Structured figure records
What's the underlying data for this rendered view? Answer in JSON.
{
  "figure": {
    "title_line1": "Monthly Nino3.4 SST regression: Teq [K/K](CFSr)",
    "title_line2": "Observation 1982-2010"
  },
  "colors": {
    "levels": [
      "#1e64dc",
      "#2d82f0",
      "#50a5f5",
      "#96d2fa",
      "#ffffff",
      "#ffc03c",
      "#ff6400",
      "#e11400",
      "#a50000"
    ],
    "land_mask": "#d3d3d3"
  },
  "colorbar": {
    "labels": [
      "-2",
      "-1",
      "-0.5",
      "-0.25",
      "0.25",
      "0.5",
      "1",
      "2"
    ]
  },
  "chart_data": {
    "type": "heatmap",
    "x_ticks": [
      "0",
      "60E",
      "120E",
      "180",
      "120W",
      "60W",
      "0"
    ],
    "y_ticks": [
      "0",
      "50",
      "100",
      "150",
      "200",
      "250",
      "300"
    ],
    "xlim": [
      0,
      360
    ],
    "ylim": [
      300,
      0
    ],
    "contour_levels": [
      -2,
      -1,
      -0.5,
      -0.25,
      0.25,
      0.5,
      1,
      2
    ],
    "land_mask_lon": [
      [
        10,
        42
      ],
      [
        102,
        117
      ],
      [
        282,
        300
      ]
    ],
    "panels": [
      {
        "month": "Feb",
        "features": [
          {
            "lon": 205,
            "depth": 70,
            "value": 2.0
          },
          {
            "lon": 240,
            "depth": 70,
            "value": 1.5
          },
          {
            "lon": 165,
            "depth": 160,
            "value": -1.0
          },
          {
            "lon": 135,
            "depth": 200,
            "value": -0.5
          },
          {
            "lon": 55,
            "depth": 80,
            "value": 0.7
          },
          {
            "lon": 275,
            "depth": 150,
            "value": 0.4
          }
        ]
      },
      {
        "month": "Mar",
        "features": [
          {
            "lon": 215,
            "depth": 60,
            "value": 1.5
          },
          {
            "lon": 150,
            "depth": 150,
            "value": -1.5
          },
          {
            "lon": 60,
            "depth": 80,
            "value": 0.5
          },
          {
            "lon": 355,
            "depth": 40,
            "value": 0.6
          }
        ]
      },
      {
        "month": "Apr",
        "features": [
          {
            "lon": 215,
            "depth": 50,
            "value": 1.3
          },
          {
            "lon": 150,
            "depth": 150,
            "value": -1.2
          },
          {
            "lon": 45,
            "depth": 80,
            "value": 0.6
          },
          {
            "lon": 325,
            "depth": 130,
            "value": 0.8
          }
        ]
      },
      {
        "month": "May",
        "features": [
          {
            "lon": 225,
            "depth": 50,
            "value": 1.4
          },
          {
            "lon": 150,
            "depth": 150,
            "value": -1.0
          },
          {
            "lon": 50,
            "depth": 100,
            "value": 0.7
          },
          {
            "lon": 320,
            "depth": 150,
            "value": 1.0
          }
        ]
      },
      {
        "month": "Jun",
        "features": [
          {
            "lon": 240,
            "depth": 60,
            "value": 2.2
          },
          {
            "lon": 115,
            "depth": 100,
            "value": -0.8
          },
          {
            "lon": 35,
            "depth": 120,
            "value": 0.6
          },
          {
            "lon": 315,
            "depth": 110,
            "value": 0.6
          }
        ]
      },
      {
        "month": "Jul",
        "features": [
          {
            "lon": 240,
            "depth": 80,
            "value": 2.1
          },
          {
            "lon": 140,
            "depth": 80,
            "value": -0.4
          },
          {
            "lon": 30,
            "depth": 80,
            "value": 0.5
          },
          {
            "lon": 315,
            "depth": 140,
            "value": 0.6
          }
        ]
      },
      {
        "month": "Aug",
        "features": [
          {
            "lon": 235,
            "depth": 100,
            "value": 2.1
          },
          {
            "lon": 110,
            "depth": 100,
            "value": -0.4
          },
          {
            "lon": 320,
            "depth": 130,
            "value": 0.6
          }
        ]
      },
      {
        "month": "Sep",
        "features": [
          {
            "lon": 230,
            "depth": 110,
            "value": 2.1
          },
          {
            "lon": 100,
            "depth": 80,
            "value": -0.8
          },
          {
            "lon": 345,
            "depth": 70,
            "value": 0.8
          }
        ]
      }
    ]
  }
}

**Your goal**
Retype every record above exactly as written.

**Reply**
What's the underlying data for this rendered view? Answer in JSON.
{
  "figure": {
    "title_line1": "Monthly Nino3.4 SST regression: Teq [K/K](CFSr)",
    "title_line2": "Observation 1982-2010"
  },
  "colors": {
    "levels": [
      "#1e64dc",
      "#2d82f0",
      "#50a5f5",
      "#96d2fa",
      "#ffffff",
      "#ffc03c",
      "#ff6400",
      "#e11400",
      "#a50000"
    ],
    "land_mask": "#d3d3d3"
  },
  "colorbar": {
    "labels": [
      "-2",
      "-1",
      "-0.5",
      "-0.25",
      "0.25",
      "0.5",
      "1",
      "2"
    ]
  },
  "chart_data": {
    "type": "heatmap",
    "x_ticks": [
      "0",
      "60E",
      "120E",
      "180",
      "120W",
      "60W",
      "0"
    ],
    "y_ticks": [
      "0",
      "50",
      "100",
      "150",
      "200",
      "250",
      "300"
    ],
    "xlim": [
      0,
      360
    ],
    "ylim": [
      300,
      0
    ],
    "contour_levels": [
      -2,
      -1,
      -0.5,
      -0.25,
      0.25,
      0.5,
      1,
      2
    ],
    "land_mask_lon": [
      [
        10,
        42
      ],
      [
        102,
        117
      ],
      [
        282,
        300
      ]
    ],
    "panels": [
      {
        "month": "Feb",
        "features": [
          {
            "lon": 205,
            "depth": 70,
            "value": 2.0
          },
          {
            "lon": 240,
            "depth": 70,
            "value": 1.5
          },
          {
            "lon": 165,
            "depth": 160,
            "value": -1.0
          },
          {
            "lon": 135,
            "depth": 200,
            "value": -0.5
          },
          {
            "lon": 55,
            "depth": 80,
            "value": 0.7
          },
          {
            "lon": 275,
            "depth": 150,
            "value": 0.4
          }
        ]
      },
      {
        "month": "Mar",
        "features": [
          {
            "lon": 215,
            "depth": 60,
            "value": 1.5
          },
          {
            "lon": 150,
            "depth": 150,
            "value": -1.5
          },
          {
            "lon": 60,
            "depth": 80,
            "value": 0.5
          },
          {
            "lon": 355,
            "depth": 40,
            "value": 0.6
          }
        ]
      },
      {
        "month": "Apr",
        "features": [
          {
            "lon": 215,
            "depth": 50,
            "value": 1.3
          },
          {
            "lon": 150,
            "depth": 150,
            "value": -1.2
          },
          {
            "lon": 45,
            "depth": 80,
            "value": 0.6
          },
          {
            "lon": 325,
            "depth": 130,
            "value": 0.8
          }
        ]
      },
      {
        "month": "May",
        "features": [
          {
            "lon": 225,
            "depth": 50,
            "value": 1.4
          },
          {
            "lon": 150,
            "depth": 150,
            "value": -1.0
          },
          {
            "lon": 50,
            "depth": 100,
            "value": 0.7
          },
          {
            "lon": 320,
            "depth": 150,
            "value": 1.0
          }
        ]
      },
      {
        "month": "Jun",
        "features": [
          {
            "lon": 240,
            "depth": 60,
            "value": 2.2
          },
          {
            "lon": 115,
            "depth": 100,
            "value": -0.8
          },
          {
            "lon": 35,
            "depth": 120,
            "value": 0.6
          },
          {
            "lon": 315,
            "depth": 110,
            "value": 0.6
          }
        ]
      },
      {
        "month": "Jul",
        "features": [
          {
            "lon": 240,
            "depth": 80,
            "value": 2.1
          },
          {
            "lon": 140,
            "depth": 80,
            "value": -0.4
          },
          {
            "lon": 30,
            "depth": 80,
            "value": 0.5
          },
          {
            "lon": 315,
            "depth": 140,
            "value": 0.6
          }
        ]
      },
      {
        "month": "Aug",
        "features": [
          {
            "lon": 235,
            "depth": 100,
            "value": 2.1
          },
          {
            "lon": 110,
            "depth": 100,
            "value": -0.4
          },
          {
            "lon": 320,
            "depth": 130,
            "value": 0.6
          }
        ]
      },
      {
        "month": "Sep",
        "features": [
          {
            "lon": 230,
            "depth": 110,
            "value": 2.1
          },
          {
            "lon": 100,
            "depth": 80,
            "value": -0.8
          },
          {
            "lon": 345,
            "depth": 70,
            "value": 0.8
          }
        ]
      }
    ]
  }
}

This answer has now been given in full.